**PROBLEM DESCRIPTION:**
Restate all of the entries exactly, dropping any pictures they hold.

**EXCERPTED RECORDS:**
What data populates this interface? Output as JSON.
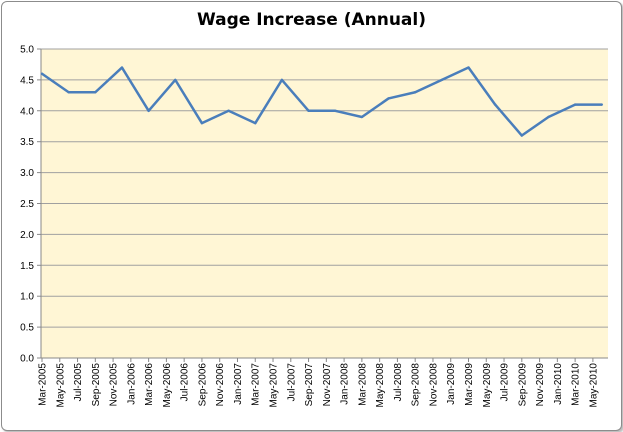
{
  "chart_data": {
    "type": "line",
    "title": "Wage Increase (Annual)",
    "xlabel": "",
    "ylabel": "",
    "ylim": [
      0,
      5
    ],
    "yticks": [
      "0.0",
      "0.5",
      "1.0",
      "1.5",
      "2.0",
      "2.5",
      "3.0",
      "3.5",
      "4.0",
      "4.5",
      "5.0"
    ],
    "xtick_labels": [
      "Mar-2005",
      "May-2005",
      "Jul-2005",
      "Sep-2005",
      "Nov-2005",
      "Jan-2006",
      "Mar-2006",
      "May-2006",
      "Jul-2006",
      "Sep-2006",
      "Nov-2006",
      "Jan-2007",
      "Mar-2007",
      "May-2007",
      "Jul-2007",
      "Sep-2007",
      "Nov-2007",
      "Jan-2008",
      "Mar-2008",
      "May-2008",
      "Jul-2008",
      "Sep-2008",
      "Nov-2008",
      "Jan-2009",
      "Mar-2009",
      "May-2009",
      "Jul-2009",
      "Sep-2009",
      "Nov-2009",
      "Jan-2010",
      "Mar-2010",
      "May-2010"
    ],
    "x": [
      "Mar-2005",
      "Jun-2005",
      "Sep-2005",
      "Dec-2005",
      "Mar-2006",
      "Jun-2006",
      "Sep-2006",
      "Dec-2006",
      "Mar-2007",
      "Jun-2007",
      "Sep-2007",
      "Dec-2007",
      "Mar-2008",
      "Jun-2008",
      "Sep-2008",
      "Dec-2008",
      "Mar-2009",
      "Jun-2009",
      "Sep-2009",
      "Dec-2009",
      "Mar-2010",
      "Jun-2010"
    ],
    "values": [
      4.6,
      4.3,
      4.3,
      4.7,
      4.0,
      4.5,
      3.8,
      4.0,
      3.8,
      4.5,
      4.0,
      4.0,
      3.9,
      4.2,
      4.3,
      4.5,
      4.7,
      4.1,
      3.6,
      3.9,
      4.1,
      4.1
    ],
    "grid": true,
    "legend": "none",
    "colors": {
      "line": "#4a7ebb",
      "plot_bg": "#fff6d5",
      "grid": "#a0a0a0"
    }
  }
}
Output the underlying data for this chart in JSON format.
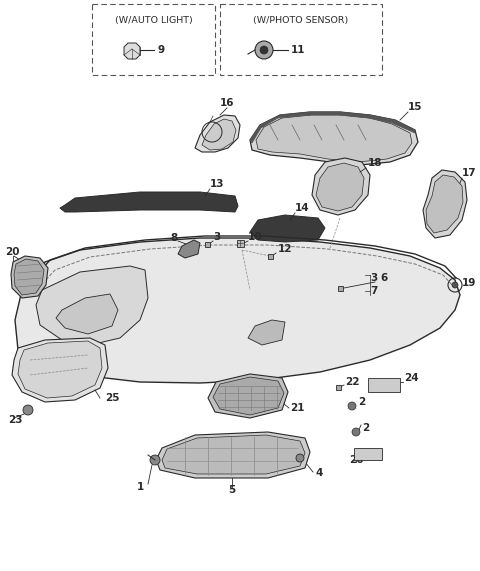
{
  "bg_color": "#ffffff",
  "lc": "#2a2a2a",
  "lc_light": "#555555",
  "figsize": [
    4.8,
    5.71
  ],
  "dpi": 100,
  "box1_label": "(W/AUTO LIGHT)",
  "box2_label": "(W/PHOTO SENSOR)",
  "fs_label": 6.8,
  "fs_num": 7.5,
  "fs_hdr": 6.8
}
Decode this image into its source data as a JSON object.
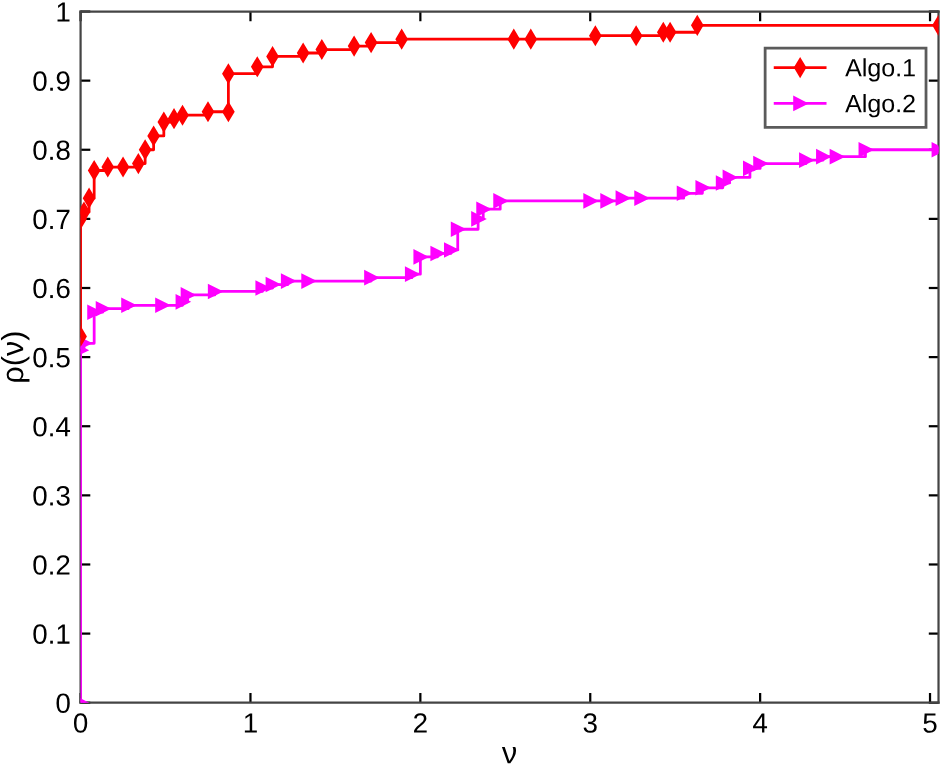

**SOLUTION TO THE PROBLEM:**
What data populates this interface? Output as JSON.
{
  "chart_data": {
    "type": "line",
    "title": "Wage Increase (Annual)",
    "xlabel": "",
    "ylabel": "",
    "ylim": [
      0,
      5
    ],
    "yticks": [
      "0.0",
      "0.5",
      "1.0",
      "1.5",
      "2.0",
      "2.5",
      "3.0",
      "3.5",
      "4.0",
      "4.5",
      "5.0"
    ],
    "xtick_labels": [
      "Mar-2005",
      "May-2005",
      "Jul-2005",
      "Sep-2005",
      "Nov-2005",
      "Jan-2006",
      "Mar-2006",
      "May-2006",
      "Jul-2006",
      "Sep-2006",
      "Nov-2006",
      "Jan-2007",
      "Mar-2007",
      "May-2007",
      "Jul-2007",
      "Sep-2007",
      "Nov-2007",
      "Jan-2008",
      "Mar-2008",
      "May-2008",
      "Jul-2008",
      "Sep-2008",
      "Nov-2008",
      "Jan-2009",
      "Mar-2009",
      "May-2009",
      "Jul-2009",
      "Sep-2009",
      "Nov-2009",
      "Jan-2010",
      "Mar-2010",
      "May-2010"
    ],
    "x": [
      "Mar-2005",
      "Jun-2005",
      "Sep-2005",
      "Dec-2005",
      "Mar-2006",
      "Jun-2006",
      "Sep-2006",
      "Dec-2006",
      "Mar-2007",
      "Jun-2007",
      "Sep-2007",
      "Dec-2007",
      "Mar-2008",
      "Jun-2008",
      "Sep-2008",
      "Dec-2008",
      "Mar-2009",
      "Jun-2009",
      "Sep-2009",
      "Dec-2009",
      "Mar-2010",
      "Jun-2010"
    ],
    "values": [
      4.6,
      4.3,
      4.3,
      4.7,
      4.0,
      4.5,
      3.8,
      4.0,
      3.8,
      4.5,
      4.0,
      4.0,
      3.9,
      4.2,
      4.3,
      4.5,
      4.7,
      4.1,
      3.6,
      3.9,
      4.1,
      4.1
    ],
    "grid": true,
    "legend": "none",
    "colors": {
      "line": "#4a7ebb",
      "plot_bg": "#fff6d5",
      "grid": "#a0a0a0"
    }
  }
}
Output the underlying data for this chart in JSON format.
{
  "bg_color": "#ffffff",
  "lc": "#2a2a2a",
  "lc_light": "#555555",
  "figsize": [
    4.8,
    5.71
  ],
  "dpi": 100,
  "box1_label": "(W/AUTO LIGHT)",
  "box2_label": "(W/PHOTO SENSOR)",
  "fs_label": 6.8,
  "fs_num": 7.5,
  "fs_hdr": 6.8
}
Decode this image into its source data as a JSON object.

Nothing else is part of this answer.